• INPUT ROWS
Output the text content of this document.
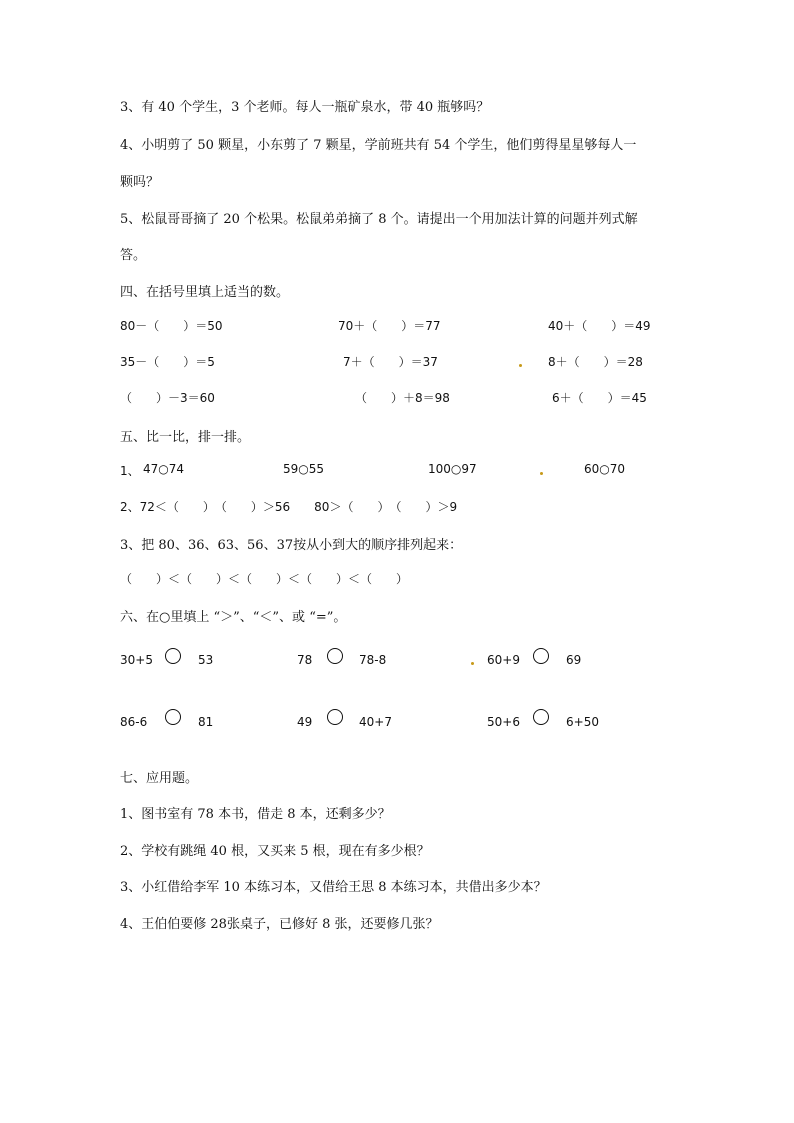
3、有 40 个学生，3 个老师。每人一瓶矿泉水，带 40 瓶够吗？
4、小明剪了 50 颗星，小东剪了 7 颗星，学前班共有 54 个学生，他们剪得星星够每人一
颗吗？
5、松鼠哥哥摘了 20 个松果。松鼠弟弟摘了 8 个。请提出一个用加法计算的问题并列式解
答。
四、在括号里填上适当的数。
80－（　　）＝50	70＋（　　）＝77	40＋（　　）＝49
35－（　　）＝5	7＋（　　）＝37	8＋（　　）＝28
（　　）－3＝60	（　　）＋8＝98	6＋（　　）＝45
五、比一比，排一排。
1、 47○74	59○55	100○97	60○70
2、72＜（　　）　（　　）＞56　　80＞（　　）　（　　）＞9
3、把 80、36、63、56、37按从小到大的顺序排列起来：
（　　）＜（　　）＜（　　）＜（　　）＜（　　）
六、在○里填上 “＞”、“＜”、或 “=”。
30+5	53	78	78-8	60+9	69
86-6	81	49	40+7	50+6	6+50
七、应用题。
1、图书室有 78 本书，借走 8 本，还剩多少？
2、学校有跳绳 40 根，又买来 5 根，现在有多少根？
3、小红借给李军 10 本练习本，又借给王思 8 本练习本，共借出多少本？
4、王伯伯要修 28张桌子，已修好 8 张，还要修几张？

• GIVEN EXERCISE
All of the material above needs to be restated exactly, with no pictures.

• EXERCISE RESULT
Output the text content of this document.
3、有 40 个学生，3 个老师。每人一瓶矿泉水，带 40 瓶够吗？
4、小明剪了 50 颗星，小东剪了 7 颗星，学前班共有 54 个学生，他们剪得星星够每人一
颗吗？
5、松鼠哥哥摘了 20 个松果。松鼠弟弟摘了 8 个。请提出一个用加法计算的问题并列式解
答。
四、在括号里填上适当的数。
80－（　　）＝50	70＋（　　）＝77	40＋（　　）＝49
35－（　　）＝5	7＋（　　）＝37	8＋（　　）＝28
（　　）－3＝60	（　　）＋8＝98	6＋（　　）＝45
五、比一比，排一排。
1、 47○74	59○55	100○97	60○70
2、72＜（　　）　（　　）＞56　　80＞（　　）　（　　）＞9
3、把 80、36、63、56、37按从小到大的顺序排列起来：
（　　）＜（　　）＜（　　）＜（　　）＜（　　）
六、在○里填上 “＞”、“＜”、或 “=”。
30+5	53	78	78-8	60+9	69
86-6	81	49	40+7	50+6	6+50
七、应用题。
1、图书室有 78 本书，借走 8 本，还剩多少？
2、学校有跳绳 40 根，又买来 5 根，现在有多少根？
3、小红借给李军 10 本练习本，又借给王思 8 本练习本，共借出多少本？
4、王伯伯要修 28张桌子，已修好 8 张，还要修几张？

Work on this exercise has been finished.